-- Goal of the exercise --
Scan the lines and state how many carry "only". Leave out everything but the number.
..............................
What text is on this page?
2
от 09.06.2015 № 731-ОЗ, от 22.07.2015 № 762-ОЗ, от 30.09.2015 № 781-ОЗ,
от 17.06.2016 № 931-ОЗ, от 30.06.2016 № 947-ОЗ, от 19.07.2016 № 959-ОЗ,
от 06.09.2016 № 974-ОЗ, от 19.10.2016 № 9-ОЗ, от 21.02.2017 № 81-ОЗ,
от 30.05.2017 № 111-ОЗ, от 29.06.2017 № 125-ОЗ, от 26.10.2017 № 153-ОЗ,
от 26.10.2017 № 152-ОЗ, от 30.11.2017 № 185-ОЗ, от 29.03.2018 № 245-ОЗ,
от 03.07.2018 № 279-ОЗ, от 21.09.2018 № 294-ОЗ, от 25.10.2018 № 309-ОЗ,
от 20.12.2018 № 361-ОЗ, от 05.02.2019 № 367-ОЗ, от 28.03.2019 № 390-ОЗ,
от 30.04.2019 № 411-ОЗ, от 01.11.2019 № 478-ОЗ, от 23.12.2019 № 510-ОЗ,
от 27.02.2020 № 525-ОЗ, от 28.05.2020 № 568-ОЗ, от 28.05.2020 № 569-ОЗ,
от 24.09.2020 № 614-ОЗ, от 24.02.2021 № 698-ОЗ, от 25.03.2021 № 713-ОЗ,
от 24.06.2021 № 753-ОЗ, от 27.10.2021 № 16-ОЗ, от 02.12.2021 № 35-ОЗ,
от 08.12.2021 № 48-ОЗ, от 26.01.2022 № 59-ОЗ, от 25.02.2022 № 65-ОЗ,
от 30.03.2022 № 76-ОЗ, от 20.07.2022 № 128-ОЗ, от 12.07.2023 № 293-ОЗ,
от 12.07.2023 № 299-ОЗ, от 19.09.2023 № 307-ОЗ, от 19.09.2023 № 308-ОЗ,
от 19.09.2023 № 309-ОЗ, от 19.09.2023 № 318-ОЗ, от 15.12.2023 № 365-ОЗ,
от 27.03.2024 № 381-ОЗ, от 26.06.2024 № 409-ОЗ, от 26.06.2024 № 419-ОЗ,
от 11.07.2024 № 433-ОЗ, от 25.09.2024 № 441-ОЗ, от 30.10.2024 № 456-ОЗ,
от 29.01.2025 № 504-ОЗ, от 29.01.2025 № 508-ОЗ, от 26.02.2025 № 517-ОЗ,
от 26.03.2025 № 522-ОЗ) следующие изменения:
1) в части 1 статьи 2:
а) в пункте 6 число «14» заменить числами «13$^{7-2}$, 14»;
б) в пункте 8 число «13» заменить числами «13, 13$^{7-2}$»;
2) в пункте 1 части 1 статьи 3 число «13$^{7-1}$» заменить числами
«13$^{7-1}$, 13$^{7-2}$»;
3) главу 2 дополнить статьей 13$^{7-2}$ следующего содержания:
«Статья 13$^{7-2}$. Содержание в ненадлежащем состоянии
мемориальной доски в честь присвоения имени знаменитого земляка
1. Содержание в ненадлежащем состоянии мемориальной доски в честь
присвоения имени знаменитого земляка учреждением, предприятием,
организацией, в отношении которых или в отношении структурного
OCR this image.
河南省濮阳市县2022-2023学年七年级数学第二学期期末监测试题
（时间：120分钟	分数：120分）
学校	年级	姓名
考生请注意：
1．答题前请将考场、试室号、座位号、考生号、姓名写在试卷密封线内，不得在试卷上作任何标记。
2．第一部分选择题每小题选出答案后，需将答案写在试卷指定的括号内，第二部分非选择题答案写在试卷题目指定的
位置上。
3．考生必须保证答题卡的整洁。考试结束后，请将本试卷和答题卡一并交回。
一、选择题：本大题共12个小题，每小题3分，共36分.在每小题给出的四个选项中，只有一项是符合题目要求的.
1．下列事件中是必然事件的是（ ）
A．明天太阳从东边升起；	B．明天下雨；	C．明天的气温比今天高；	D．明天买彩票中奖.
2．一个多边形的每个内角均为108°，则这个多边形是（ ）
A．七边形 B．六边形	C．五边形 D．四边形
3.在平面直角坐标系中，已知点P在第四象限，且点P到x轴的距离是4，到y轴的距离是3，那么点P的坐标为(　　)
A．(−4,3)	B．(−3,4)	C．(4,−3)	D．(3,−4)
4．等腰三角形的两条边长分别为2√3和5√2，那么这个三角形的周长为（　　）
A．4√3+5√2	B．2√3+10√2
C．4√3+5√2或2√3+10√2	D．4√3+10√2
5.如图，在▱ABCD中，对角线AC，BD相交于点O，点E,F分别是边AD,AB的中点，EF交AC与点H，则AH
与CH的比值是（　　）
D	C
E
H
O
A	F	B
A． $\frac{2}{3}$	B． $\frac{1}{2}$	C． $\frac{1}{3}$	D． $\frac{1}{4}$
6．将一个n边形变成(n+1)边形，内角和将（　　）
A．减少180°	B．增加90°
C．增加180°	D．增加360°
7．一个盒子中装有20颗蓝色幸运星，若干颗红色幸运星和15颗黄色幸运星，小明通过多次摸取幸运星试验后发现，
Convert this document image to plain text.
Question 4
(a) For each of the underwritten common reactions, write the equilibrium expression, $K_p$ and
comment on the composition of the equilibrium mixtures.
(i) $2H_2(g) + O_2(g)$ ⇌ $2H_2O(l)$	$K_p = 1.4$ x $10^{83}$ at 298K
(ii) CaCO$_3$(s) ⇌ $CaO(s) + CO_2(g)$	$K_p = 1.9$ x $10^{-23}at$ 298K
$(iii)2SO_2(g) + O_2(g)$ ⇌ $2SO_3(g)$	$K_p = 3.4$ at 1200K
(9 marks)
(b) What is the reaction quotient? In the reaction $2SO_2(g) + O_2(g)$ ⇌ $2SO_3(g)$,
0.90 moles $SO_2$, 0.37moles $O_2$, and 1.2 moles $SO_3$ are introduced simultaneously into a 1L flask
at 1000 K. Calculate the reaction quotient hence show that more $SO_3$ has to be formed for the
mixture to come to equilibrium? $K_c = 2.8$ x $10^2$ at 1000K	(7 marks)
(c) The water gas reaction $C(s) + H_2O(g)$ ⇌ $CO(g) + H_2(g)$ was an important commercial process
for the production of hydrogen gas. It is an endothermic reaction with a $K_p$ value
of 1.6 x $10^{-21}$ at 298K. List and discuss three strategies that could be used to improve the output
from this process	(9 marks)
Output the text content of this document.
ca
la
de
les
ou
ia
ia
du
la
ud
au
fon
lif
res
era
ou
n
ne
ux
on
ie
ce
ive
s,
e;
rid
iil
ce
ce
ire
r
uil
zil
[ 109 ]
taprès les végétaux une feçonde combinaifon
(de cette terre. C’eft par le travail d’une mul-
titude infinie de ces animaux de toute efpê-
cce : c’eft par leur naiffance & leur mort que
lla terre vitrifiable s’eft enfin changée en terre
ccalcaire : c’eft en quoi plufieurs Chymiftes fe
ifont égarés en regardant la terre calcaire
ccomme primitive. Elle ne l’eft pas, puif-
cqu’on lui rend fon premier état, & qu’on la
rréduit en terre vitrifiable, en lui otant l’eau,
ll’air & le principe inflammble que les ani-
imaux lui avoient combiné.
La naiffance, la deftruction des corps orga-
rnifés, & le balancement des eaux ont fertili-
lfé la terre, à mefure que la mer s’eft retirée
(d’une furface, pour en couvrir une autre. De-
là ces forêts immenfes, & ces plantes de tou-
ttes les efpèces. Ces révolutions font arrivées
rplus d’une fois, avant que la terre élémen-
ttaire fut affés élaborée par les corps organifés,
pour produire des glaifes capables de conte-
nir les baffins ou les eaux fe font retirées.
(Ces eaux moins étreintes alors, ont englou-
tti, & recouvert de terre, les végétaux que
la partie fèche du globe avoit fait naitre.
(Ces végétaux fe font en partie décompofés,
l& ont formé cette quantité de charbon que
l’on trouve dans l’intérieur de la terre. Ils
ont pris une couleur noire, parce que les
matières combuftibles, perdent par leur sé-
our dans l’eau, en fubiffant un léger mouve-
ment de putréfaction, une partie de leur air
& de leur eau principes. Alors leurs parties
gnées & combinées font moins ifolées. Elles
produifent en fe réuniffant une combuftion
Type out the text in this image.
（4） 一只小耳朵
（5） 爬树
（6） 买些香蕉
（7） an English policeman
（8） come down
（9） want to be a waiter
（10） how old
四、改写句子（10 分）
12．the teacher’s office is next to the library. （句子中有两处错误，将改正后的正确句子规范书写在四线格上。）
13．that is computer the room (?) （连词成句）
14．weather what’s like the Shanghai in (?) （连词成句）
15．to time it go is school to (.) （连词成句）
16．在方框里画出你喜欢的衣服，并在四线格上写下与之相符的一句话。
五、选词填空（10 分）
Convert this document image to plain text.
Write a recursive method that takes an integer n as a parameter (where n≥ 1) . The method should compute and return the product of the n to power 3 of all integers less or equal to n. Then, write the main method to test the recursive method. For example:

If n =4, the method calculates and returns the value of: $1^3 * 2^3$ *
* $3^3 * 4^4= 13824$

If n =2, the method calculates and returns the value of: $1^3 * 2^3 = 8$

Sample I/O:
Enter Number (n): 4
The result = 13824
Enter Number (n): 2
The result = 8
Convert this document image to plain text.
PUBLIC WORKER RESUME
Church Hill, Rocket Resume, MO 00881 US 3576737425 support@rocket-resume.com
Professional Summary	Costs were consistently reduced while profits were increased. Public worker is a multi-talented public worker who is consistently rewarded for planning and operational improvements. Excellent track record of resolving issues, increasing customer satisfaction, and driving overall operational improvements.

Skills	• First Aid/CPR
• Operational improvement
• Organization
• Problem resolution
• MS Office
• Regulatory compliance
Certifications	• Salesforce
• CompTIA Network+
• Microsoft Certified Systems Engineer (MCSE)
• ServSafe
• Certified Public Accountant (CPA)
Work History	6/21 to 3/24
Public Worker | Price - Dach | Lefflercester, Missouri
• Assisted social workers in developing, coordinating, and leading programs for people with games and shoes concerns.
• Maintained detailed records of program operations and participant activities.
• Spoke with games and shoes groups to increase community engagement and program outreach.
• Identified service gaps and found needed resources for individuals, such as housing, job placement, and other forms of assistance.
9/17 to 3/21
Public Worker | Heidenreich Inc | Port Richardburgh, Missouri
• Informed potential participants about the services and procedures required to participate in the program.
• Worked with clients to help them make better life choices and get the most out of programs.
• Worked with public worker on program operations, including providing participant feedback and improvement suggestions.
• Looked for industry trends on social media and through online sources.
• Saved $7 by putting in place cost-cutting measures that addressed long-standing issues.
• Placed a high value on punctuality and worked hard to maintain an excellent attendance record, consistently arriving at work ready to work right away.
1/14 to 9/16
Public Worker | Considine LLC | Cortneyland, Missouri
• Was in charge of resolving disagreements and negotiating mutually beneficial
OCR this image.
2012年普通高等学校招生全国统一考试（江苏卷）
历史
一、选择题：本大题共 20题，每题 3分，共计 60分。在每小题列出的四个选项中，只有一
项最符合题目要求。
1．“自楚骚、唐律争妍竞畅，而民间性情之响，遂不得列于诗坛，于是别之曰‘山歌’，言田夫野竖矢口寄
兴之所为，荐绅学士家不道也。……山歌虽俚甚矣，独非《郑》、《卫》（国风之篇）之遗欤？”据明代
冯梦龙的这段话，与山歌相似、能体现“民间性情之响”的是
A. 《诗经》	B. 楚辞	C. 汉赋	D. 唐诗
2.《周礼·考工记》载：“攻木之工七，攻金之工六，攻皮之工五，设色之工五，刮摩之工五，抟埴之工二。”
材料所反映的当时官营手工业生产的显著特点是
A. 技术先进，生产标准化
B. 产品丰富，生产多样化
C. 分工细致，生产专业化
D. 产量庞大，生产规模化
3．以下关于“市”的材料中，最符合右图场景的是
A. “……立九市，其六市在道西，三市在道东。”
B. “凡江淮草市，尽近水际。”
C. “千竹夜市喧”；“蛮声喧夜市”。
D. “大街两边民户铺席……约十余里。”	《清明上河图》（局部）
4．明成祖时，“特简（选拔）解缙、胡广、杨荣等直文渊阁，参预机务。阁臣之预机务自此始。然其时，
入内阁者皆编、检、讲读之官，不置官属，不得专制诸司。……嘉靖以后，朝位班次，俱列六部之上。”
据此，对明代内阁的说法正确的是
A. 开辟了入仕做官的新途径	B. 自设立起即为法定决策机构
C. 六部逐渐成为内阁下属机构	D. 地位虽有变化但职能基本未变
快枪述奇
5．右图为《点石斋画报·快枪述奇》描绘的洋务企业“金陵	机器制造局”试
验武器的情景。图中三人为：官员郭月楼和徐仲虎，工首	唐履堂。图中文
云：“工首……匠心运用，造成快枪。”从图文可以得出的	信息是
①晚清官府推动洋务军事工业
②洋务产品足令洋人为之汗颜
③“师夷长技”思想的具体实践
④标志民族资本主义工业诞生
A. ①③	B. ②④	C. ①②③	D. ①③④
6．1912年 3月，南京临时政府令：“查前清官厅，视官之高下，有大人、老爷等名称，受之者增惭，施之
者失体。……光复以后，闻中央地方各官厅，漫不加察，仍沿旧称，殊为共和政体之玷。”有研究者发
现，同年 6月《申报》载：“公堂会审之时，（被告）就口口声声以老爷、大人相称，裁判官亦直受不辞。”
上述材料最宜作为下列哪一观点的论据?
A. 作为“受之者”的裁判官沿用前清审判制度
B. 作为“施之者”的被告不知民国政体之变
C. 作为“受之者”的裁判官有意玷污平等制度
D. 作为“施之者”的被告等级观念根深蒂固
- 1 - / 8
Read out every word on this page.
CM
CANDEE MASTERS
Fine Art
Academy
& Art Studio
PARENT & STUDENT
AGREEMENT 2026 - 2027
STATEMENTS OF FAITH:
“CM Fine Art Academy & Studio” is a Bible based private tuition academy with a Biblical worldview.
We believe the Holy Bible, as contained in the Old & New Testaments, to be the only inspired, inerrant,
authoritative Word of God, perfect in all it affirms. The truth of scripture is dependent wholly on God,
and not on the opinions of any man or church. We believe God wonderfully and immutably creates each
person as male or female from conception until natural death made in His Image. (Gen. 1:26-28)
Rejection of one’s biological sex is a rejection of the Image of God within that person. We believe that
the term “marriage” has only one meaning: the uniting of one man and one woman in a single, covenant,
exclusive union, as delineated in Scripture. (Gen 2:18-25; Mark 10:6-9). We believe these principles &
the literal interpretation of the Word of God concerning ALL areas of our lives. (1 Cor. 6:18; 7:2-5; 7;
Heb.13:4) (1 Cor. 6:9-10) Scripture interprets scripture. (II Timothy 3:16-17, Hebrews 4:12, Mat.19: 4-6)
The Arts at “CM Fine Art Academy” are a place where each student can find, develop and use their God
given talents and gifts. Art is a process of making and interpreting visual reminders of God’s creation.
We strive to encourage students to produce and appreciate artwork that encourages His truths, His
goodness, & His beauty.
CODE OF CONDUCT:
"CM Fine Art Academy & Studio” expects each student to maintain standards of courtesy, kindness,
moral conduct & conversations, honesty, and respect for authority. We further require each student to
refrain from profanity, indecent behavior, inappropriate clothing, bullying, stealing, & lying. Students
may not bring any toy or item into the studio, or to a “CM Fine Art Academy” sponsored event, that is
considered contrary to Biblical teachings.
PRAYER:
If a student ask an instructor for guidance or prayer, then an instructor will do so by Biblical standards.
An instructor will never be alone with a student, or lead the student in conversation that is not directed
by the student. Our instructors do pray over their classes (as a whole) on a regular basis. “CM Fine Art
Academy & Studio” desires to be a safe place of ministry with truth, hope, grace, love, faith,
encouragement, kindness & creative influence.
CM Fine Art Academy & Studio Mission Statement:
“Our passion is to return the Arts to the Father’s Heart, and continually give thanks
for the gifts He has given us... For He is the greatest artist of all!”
..............................
-- Answer in full --
2